REQUIREMENTS: Go through the listing and copy every line word for word.

>>>

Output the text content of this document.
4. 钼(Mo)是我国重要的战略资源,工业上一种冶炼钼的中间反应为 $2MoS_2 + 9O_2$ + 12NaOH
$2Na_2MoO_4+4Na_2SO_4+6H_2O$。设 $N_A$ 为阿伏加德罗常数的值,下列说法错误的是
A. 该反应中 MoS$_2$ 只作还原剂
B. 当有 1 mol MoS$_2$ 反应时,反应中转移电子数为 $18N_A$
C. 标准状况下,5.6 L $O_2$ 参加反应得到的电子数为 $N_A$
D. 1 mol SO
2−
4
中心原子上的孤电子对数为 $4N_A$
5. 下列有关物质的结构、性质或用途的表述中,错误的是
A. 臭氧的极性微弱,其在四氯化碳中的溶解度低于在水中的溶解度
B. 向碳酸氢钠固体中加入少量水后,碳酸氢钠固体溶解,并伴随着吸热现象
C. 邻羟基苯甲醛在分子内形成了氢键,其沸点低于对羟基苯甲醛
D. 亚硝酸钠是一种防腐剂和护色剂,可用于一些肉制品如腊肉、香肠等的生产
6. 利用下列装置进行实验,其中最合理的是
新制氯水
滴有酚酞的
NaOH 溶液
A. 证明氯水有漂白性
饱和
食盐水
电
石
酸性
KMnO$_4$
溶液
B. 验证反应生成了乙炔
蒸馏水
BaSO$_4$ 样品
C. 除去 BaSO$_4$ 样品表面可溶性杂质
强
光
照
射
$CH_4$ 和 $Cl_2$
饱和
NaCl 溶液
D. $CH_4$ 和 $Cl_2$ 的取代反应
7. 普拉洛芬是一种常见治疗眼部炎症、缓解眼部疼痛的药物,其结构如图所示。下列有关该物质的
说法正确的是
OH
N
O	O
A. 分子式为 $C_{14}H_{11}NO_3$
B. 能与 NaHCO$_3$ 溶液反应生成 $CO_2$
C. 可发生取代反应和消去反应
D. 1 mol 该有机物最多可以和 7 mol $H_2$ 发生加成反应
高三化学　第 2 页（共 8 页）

<<<

FINAL ANSWER:
Output the text content of this document.
4. 钼(Mo)是我国重要的战略资源,工业上一种冶炼钼的中间反应为 $2MoS_2 + 9O_2$ + 12NaOH
$2Na_2MoO_4+4Na_2SO_4+6H_2O$。设 $N_A$ 为阿伏加德罗常数的值,下列说法错误的是
A. 该反应中 MoS$_2$ 只作还原剂
B. 当有 1 mol MoS$_2$ 反应时,反应中转移电子数为 $18N_A$
C. 标准状况下,5.6 L $O_2$ 参加反应得到的电子数为 $N_A$
D. 1 mol SO
2−
4
中心原子上的孤电子对数为 $4N_A$
5. 下列有关物质的结构、性质或用途的表述中,错误的是
A. 臭氧的极性微弱,其在四氯化碳中的溶解度低于在水中的溶解度
B. 向碳酸氢钠固体中加入少量水后,碳酸氢钠固体溶解,并伴随着吸热现象
C. 邻羟基苯甲醛在分子内形成了氢键,其沸点低于对羟基苯甲醛
D. 亚硝酸钠是一种防腐剂和护色剂,可用于一些肉制品如腊肉、香肠等的生产
6. 利用下列装置进行实验,其中最合理的是
新制氯水
滴有酚酞的
NaOH 溶液
A. 证明氯水有漂白性
饱和
食盐水
电
石
酸性
KMnO$_4$
溶液
B. 验证反应生成了乙炔
蒸馏水
BaSO$_4$ 样品
C. 除去 BaSO$_4$ 样品表面可溶性杂质
强
光
照
射
$CH_4$ 和 $Cl_2$
饱和
NaCl 溶液
D. $CH_4$ 和 $Cl_2$ 的取代反应
7. 普拉洛芬是一种常见治疗眼部炎症、缓解眼部疼痛的药物,其结构如图所示。下列有关该物质的
说法正确的是
OH
N
O	O
A. 分子式为 $C_{14}H_{11}NO_3$
B. 能与 NaHCO$_3$ 溶液反应生成 $CO_2$
C. 可发生取代反应和消去反应
D. 1 mol 该有机物最多可以和 7 mol $H_2$ 发生加成反应
高三化学　第 2 页（共 8 页）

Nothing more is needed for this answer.